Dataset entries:
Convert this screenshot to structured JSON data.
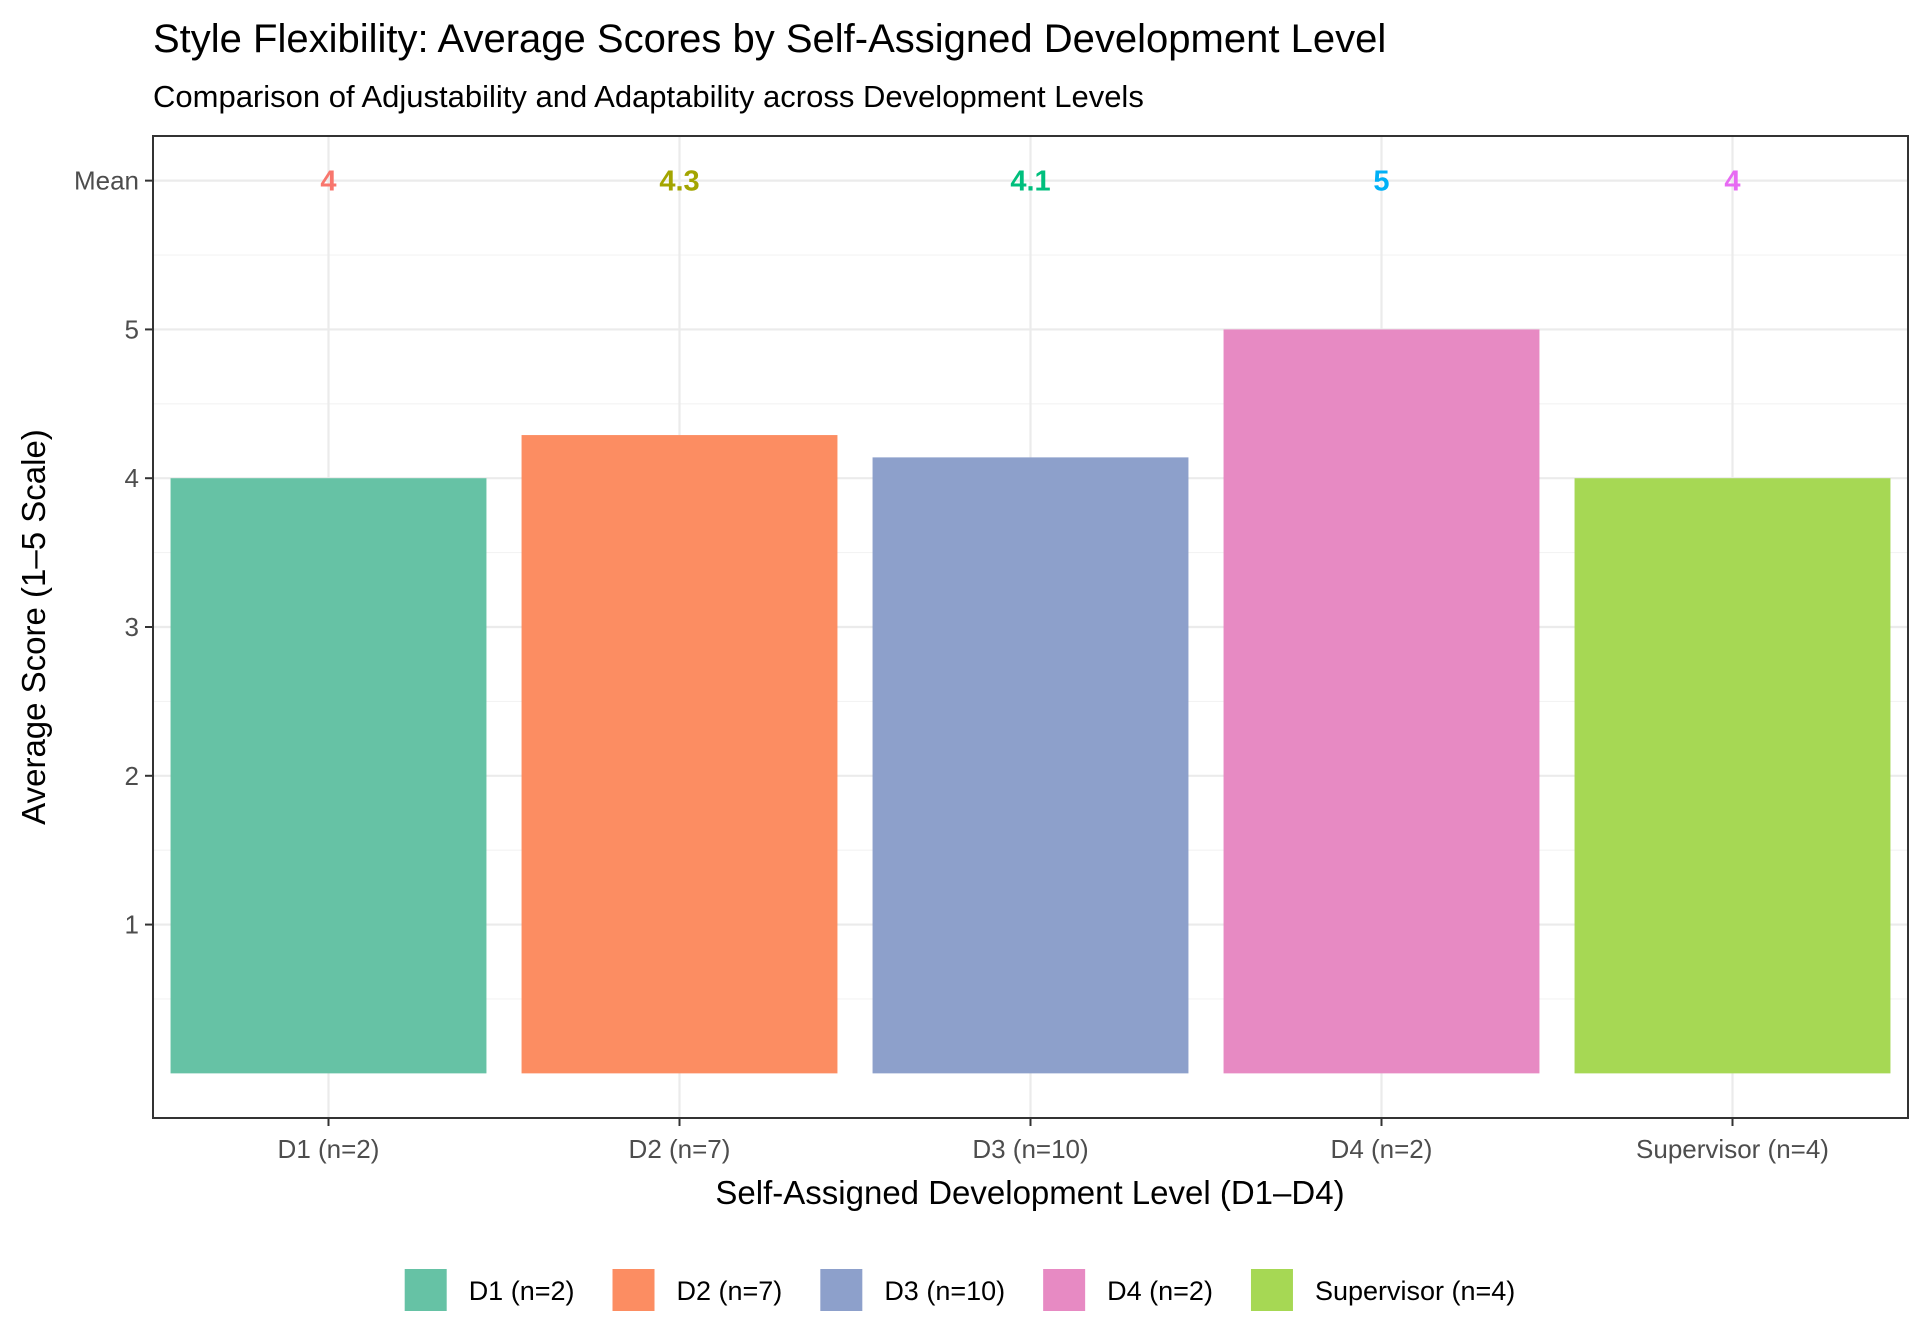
{
  "chart_data": {
    "type": "bar",
    "title": "Style Flexibility: Average Scores by Self-Assigned Development Level",
    "subtitle": "Comparison of Adjustability and Adaptability across Development Levels",
    "xlabel": "Self-Assigned Development Level (D1–D4)",
    "ylabel": "Average Score (1–5 Scale)",
    "categories": [
      "D1 (n=2)",
      "D2 (n=7)",
      "D3 (n=10)",
      "D4 (n=2)",
      "Supervisor (n=4)"
    ],
    "values": [
      4.0,
      4.29,
      4.14,
      5.0,
      4.0
    ],
    "mean_labels": [
      "4",
      "4.3",
      "4.1",
      "5",
      "4"
    ],
    "mean_row_label": "Mean",
    "yticks": [
      1,
      2,
      3,
      4,
      5
    ],
    "ylim": [
      -0.3,
      6.3
    ],
    "grid": true,
    "legend_position": "bottom",
    "bar_colors": [
      "#66c2a5",
      "#fc8d62",
      "#8da0cb",
      "#e78ac3",
      "#a6d854"
    ],
    "label_colors": [
      "#f8766d",
      "#a3a500",
      "#00bf7d",
      "#00b0f6",
      "#e76bf3"
    ],
    "panel_border": "#333333"
  }
}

WHAT IS ASKED: Give only the count of lines in the data that include the string "Assigned".

WRITTEN SOLUTION: 2